Supplied data
#####

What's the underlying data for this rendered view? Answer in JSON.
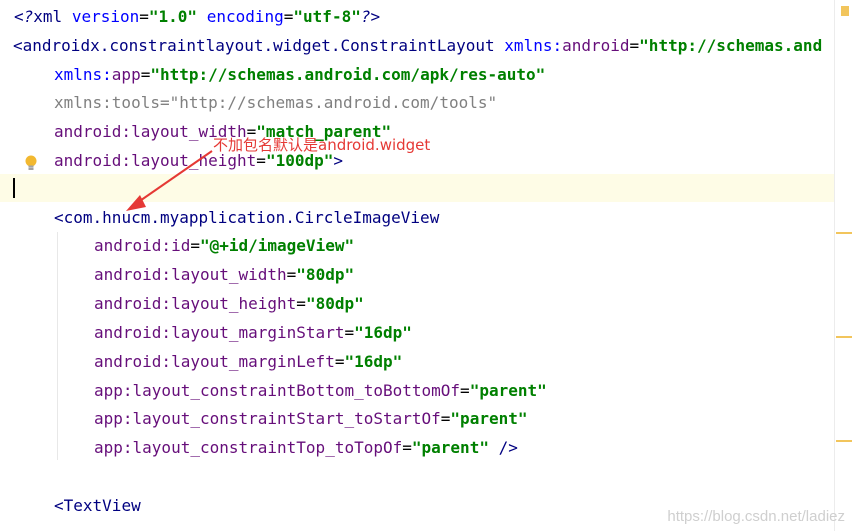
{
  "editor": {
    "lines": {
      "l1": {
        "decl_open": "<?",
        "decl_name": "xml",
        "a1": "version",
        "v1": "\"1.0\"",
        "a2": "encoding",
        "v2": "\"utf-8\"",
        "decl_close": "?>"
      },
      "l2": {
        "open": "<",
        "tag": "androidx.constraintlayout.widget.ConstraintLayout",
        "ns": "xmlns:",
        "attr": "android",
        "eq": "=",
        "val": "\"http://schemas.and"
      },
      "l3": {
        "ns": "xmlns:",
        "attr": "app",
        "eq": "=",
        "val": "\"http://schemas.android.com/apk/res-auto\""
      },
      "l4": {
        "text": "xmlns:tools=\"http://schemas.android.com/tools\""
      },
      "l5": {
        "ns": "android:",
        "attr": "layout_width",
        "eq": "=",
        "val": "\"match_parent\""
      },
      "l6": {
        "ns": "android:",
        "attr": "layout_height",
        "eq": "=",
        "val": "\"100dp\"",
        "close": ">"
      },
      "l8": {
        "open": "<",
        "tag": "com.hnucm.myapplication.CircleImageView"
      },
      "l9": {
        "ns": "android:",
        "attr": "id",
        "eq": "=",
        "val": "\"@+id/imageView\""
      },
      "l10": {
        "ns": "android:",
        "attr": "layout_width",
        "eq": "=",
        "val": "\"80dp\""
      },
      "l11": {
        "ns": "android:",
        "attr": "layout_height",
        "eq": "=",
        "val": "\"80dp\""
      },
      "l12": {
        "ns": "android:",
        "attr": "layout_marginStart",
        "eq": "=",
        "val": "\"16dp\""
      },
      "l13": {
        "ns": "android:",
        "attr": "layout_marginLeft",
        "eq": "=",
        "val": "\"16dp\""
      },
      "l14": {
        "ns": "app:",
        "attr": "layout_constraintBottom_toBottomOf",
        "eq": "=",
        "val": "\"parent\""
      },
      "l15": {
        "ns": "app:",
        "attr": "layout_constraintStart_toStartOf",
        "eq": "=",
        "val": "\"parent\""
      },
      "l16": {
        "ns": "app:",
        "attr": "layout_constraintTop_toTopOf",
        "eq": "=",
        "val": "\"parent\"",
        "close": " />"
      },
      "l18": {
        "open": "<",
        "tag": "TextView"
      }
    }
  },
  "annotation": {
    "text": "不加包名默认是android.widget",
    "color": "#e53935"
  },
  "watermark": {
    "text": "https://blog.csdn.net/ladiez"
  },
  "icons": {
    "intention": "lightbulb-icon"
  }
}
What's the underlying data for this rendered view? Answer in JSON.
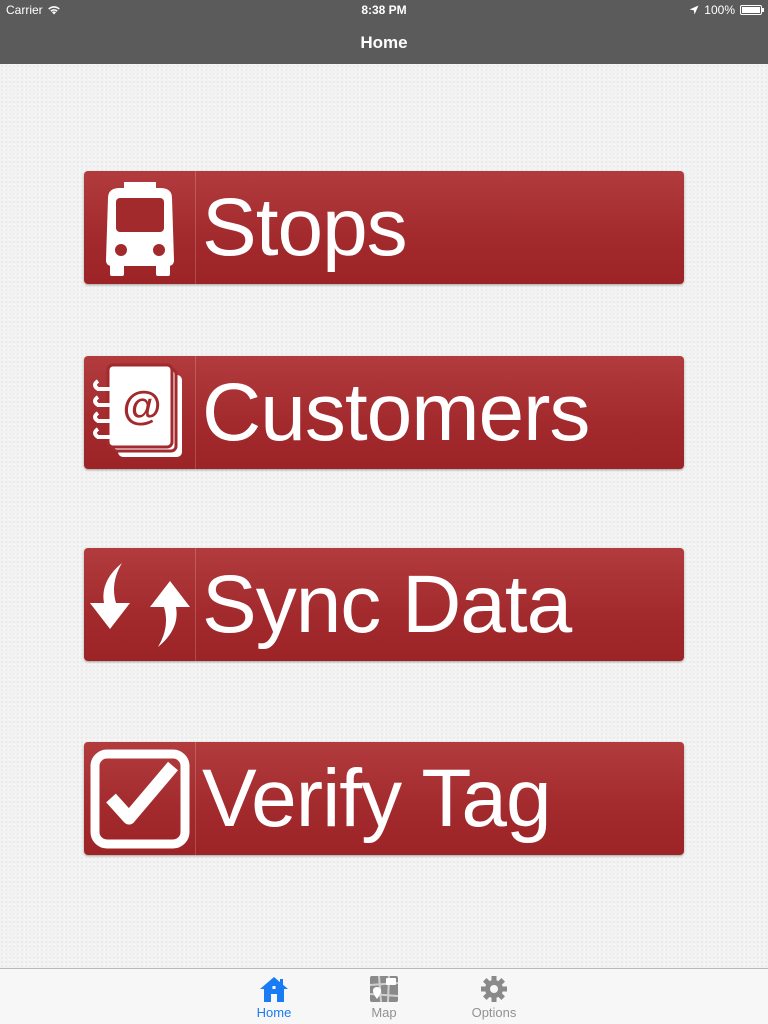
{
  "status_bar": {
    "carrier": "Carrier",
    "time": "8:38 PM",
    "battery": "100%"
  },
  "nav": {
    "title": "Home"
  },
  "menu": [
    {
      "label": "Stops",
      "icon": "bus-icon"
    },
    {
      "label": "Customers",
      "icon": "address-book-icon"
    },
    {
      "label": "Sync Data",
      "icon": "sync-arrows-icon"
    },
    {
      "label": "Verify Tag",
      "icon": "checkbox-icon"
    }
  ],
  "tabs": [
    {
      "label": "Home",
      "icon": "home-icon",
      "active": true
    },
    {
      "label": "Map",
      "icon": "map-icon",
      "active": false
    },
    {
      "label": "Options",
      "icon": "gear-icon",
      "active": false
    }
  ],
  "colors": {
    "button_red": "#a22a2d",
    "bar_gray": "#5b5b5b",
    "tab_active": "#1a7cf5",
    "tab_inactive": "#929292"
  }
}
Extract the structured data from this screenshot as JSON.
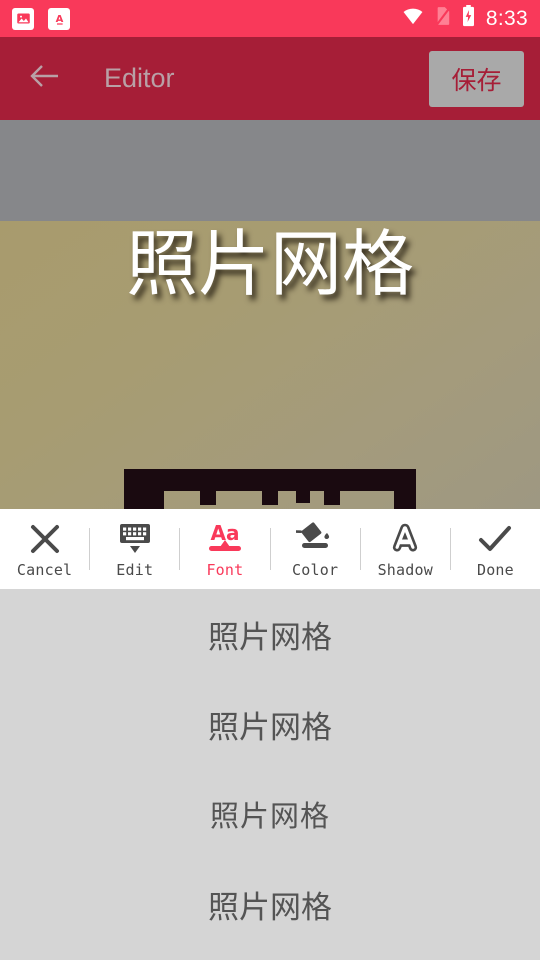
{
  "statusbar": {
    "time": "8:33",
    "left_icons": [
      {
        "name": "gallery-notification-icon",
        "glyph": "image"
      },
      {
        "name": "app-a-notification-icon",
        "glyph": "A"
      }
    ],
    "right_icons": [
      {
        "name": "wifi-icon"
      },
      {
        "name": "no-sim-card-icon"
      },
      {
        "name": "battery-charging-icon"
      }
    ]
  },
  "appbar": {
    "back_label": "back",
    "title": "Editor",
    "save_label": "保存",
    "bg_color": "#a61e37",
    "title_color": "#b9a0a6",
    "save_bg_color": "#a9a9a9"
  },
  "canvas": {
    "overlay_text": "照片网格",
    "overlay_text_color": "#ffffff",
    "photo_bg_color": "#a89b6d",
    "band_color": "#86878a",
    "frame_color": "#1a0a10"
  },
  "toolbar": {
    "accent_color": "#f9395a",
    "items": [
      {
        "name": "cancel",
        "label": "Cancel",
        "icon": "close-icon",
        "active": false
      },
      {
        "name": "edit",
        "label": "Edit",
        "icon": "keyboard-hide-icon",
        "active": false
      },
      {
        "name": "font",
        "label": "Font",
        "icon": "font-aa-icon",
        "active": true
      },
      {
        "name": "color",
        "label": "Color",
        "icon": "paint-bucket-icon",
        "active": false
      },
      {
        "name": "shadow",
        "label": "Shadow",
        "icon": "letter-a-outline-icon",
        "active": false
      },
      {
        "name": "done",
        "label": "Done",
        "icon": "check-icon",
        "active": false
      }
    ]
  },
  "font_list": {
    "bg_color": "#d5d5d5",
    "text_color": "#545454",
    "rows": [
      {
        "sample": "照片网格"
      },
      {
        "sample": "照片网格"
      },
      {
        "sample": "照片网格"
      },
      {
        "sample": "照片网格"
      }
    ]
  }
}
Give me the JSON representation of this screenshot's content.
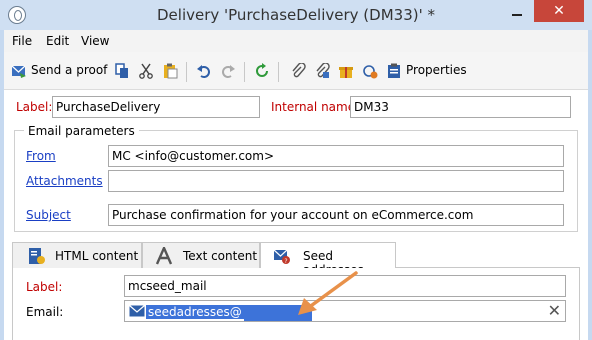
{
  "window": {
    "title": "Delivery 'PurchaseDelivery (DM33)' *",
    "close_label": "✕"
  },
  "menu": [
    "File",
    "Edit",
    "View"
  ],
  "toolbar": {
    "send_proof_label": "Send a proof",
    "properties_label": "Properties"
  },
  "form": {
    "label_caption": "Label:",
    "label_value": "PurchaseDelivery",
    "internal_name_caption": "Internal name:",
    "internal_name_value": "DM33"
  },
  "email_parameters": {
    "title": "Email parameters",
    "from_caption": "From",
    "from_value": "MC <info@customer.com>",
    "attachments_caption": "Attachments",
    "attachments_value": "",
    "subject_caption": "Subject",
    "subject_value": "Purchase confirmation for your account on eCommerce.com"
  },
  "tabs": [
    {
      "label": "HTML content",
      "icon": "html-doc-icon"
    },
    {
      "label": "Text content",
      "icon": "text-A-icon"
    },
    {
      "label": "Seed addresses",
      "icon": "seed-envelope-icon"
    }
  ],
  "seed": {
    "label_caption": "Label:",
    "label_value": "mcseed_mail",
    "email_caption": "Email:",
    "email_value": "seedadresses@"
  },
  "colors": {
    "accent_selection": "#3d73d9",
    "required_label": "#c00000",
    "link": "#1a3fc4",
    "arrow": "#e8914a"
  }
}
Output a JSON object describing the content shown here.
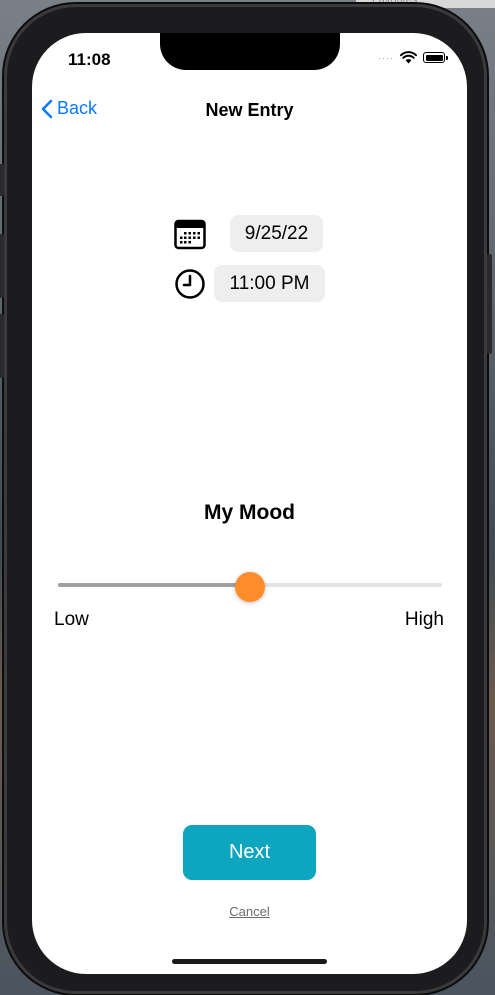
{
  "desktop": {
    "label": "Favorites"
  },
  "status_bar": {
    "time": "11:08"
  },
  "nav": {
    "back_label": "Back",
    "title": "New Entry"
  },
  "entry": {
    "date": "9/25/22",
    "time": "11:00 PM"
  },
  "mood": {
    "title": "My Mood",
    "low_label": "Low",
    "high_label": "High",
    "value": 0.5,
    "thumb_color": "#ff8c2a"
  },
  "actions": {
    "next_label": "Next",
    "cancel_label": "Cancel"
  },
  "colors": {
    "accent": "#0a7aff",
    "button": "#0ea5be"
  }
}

#####

Aim
Your task is to set down the records shown above exactly, minus any pictures.

Expected output
What's the underlying data for this rendered view? Answer in JSON.
{
  "editor": {
    "lines": {
      "l1": {
        "decl_open": "<?",
        "decl_name": "xml",
        "a1": "version",
        "v1": "\"1.0\"",
        "a2": "encoding",
        "v2": "\"utf-8\"",
        "decl_close": "?>"
      },
      "l2": {
        "open": "<",
        "tag": "androidx.constraintlayout.widget.ConstraintLayout",
        "ns": "xmlns:",
        "attr": "android",
        "eq": "=",
        "val": "\"http://schemas.and"
      },
      "l3": {
        "ns": "xmlns:",
        "attr": "app",
        "eq": "=",
        "val": "\"http://schemas.android.com/apk/res-auto\""
      },
      "l4": {
        "text": "xmlns:tools=\"http://schemas.android.com/tools\""
      },
      "l5": {
        "ns": "android:",
        "attr": "layout_width",
        "eq": "=",
        "val": "\"match_parent\""
      },
      "l6": {
        "ns": "android:",
        "attr": "layout_height",
        "eq": "=",
        "val": "\"100dp\"",
        "close": ">"
      },
      "l8": {
        "open": "<",
        "tag": "com.hnucm.myapplication.CircleImageView"
      },
      "l9": {
        "ns": "android:",
        "attr": "id",
        "eq": "=",
        "val": "\"@+id/imageView\""
      },
      "l10": {
        "ns": "android:",
        "attr": "layout_width",
        "eq": "=",
        "val": "\"80dp\""
      },
      "l11": {
        "ns": "android:",
        "attr": "layout_height",
        "eq": "=",
        "val": "\"80dp\""
      },
      "l12": {
        "ns": "android:",
        "attr": "layout_marginStart",
        "eq": "=",
        "val": "\"16dp\""
      },
      "l13": {
        "ns": "android:",
        "attr": "layout_marginLeft",
        "eq": "=",
        "val": "\"16dp\""
      },
      "l14": {
        "ns": "app:",
        "attr": "layout_constraintBottom_toBottomOf",
        "eq": "=",
        "val": "\"parent\""
      },
      "l15": {
        "ns": "app:",
        "attr": "layout_constraintStart_toStartOf",
        "eq": "=",
        "val": "\"parent\""
      },
      "l16": {
        "ns": "app:",
        "attr": "layout_constraintTop_toTopOf",
        "eq": "=",
        "val": "\"parent\"",
        "close": " />"
      },
      "l18": {
        "open": "<",
        "tag": "TextView"
      }
    }
  },
  "annotation": {
    "text": "不加包名默认是android.widget",
    "color": "#e53935"
  },
  "watermark": {
    "text": "https://blog.csdn.net/ladiez"
  },
  "icons": {
    "intention": "lightbulb-icon"
  }
}
What's the underlying data for this rendered view? Answer in JSON.
{
  "status_bar": {
    "carrier": "Carrier",
    "time": "8:38 PM",
    "battery": "100%"
  },
  "nav": {
    "title": "Home"
  },
  "menu": [
    {
      "label": "Stops",
      "icon": "bus-icon"
    },
    {
      "label": "Customers",
      "icon": "address-book-icon"
    },
    {
      "label": "Sync Data",
      "icon": "sync-arrows-icon"
    },
    {
      "label": "Verify Tag",
      "icon": "checkbox-icon"
    }
  ],
  "tabs": [
    {
      "label": "Home",
      "icon": "home-icon",
      "active": true
    },
    {
      "label": "Map",
      "icon": "map-icon",
      "active": false
    },
    {
      "label": "Options",
      "icon": "gear-icon",
      "active": false
    }
  ],
  "colors": {
    "button_red": "#a22a2d",
    "bar_gray": "#5b5b5b",
    "tab_active": "#1a7cf5",
    "tab_inactive": "#929292"
  }
}
Extract the structured data from this screenshot as JSON.
{
  "statusbar": {
    "time": "8:33",
    "left_icons": [
      {
        "name": "gallery-notification-icon",
        "glyph": "image"
      },
      {
        "name": "app-a-notification-icon",
        "glyph": "A"
      }
    ],
    "right_icons": [
      {
        "name": "wifi-icon"
      },
      {
        "name": "no-sim-card-icon"
      },
      {
        "name": "battery-charging-icon"
      }
    ]
  },
  "appbar": {
    "back_label": "back",
    "title": "Editor",
    "save_label": "保存",
    "bg_color": "#a61e37",
    "title_color": "#b9a0a6",
    "save_bg_color": "#a9a9a9"
  },
  "canvas": {
    "overlay_text": "照片网格",
    "overlay_text_color": "#ffffff",
    "photo_bg_color": "#a89b6d",
    "band_color": "#86878a",
    "frame_color": "#1a0a10"
  },
  "toolbar": {
    "accent_color": "#f9395a",
    "items": [
      {
        "name": "cancel",
        "label": "Cancel",
        "icon": "close-icon",
        "active": false
      },
      {
        "name": "edit",
        "label": "Edit",
        "icon": "keyboard-hide-icon",
        "active": false
      },
      {
        "name": "font",
        "label": "Font",
        "icon": "font-aa-icon",
        "active": true
      },
      {
        "name": "color",
        "label": "Color",
        "icon": "paint-bucket-icon",
        "active": false
      },
      {
        "name": "shadow",
        "label": "Shadow",
        "icon": "letter-a-outline-icon",
        "active": false
      },
      {
        "name": "done",
        "label": "Done",
        "icon": "check-icon",
        "active": false
      }
    ]
  },
  "font_list": {
    "bg_color": "#d5d5d5",
    "text_color": "#545454",
    "rows": [
      {
        "sample": "照片网格"
      },
      {
        "sample": "照片网格"
      },
      {
        "sample": "照片网格"
      },
      {
        "sample": "照片网格"
      }
    ]
  }
}
Give me the JSON representation of this screenshot's content.
{
  "window": {
    "title": "Delivery 'PurchaseDelivery (DM33)' *",
    "close_label": "✕"
  },
  "menu": [
    "File",
    "Edit",
    "View"
  ],
  "toolbar": {
    "send_proof_label": "Send a proof",
    "properties_label": "Properties"
  },
  "form": {
    "label_caption": "Label:",
    "label_value": "PurchaseDelivery",
    "internal_name_caption": "Internal name:",
    "internal_name_value": "DM33"
  },
  "email_parameters": {
    "title": "Email parameters",
    "from_caption": "From",
    "from_value": "MC <info@customer.com>",
    "attachments_caption": "Attachments",
    "attachments_value": "",
    "subject_caption": "Subject",
    "subject_value": "Purchase confirmation for your account on eCommerce.com"
  },
  "tabs": [
    {
      "label": "HTML content",
      "icon": "html-doc-icon"
    },
    {
      "label": "Text content",
      "icon": "text-A-icon"
    },
    {
      "label": "Seed addresses",
      "icon": "seed-envelope-icon"
    }
  ],
  "seed": {
    "label_caption": "Label:",
    "label_value": "mcseed_mail",
    "email_caption": "Email:",
    "email_value": "seedadresses@"
  },
  "colors": {
    "accent_selection": "#3d73d9",
    "required_label": "#c00000",
    "link": "#1a3fc4",
    "arrow": "#e8914a"
  }
}
Output a JSON object describing the content shown here.
{
  "desktop": {
    "label": "Favorites"
  },
  "status_bar": {
    "time": "11:08"
  },
  "nav": {
    "back_label": "Back",
    "title": "New Entry"
  },
  "entry": {
    "date": "9/25/22",
    "time": "11:00 PM"
  },
  "mood": {
    "title": "My Mood",
    "low_label": "Low",
    "high_label": "High",
    "value": 0.5,
    "thumb_color": "#ff8c2a"
  },
  "actions": {
    "next_label": "Next",
    "cancel_label": "Cancel"
  },
  "colors": {
    "accent": "#0a7aff",
    "button": "#0ea5be"
  }
}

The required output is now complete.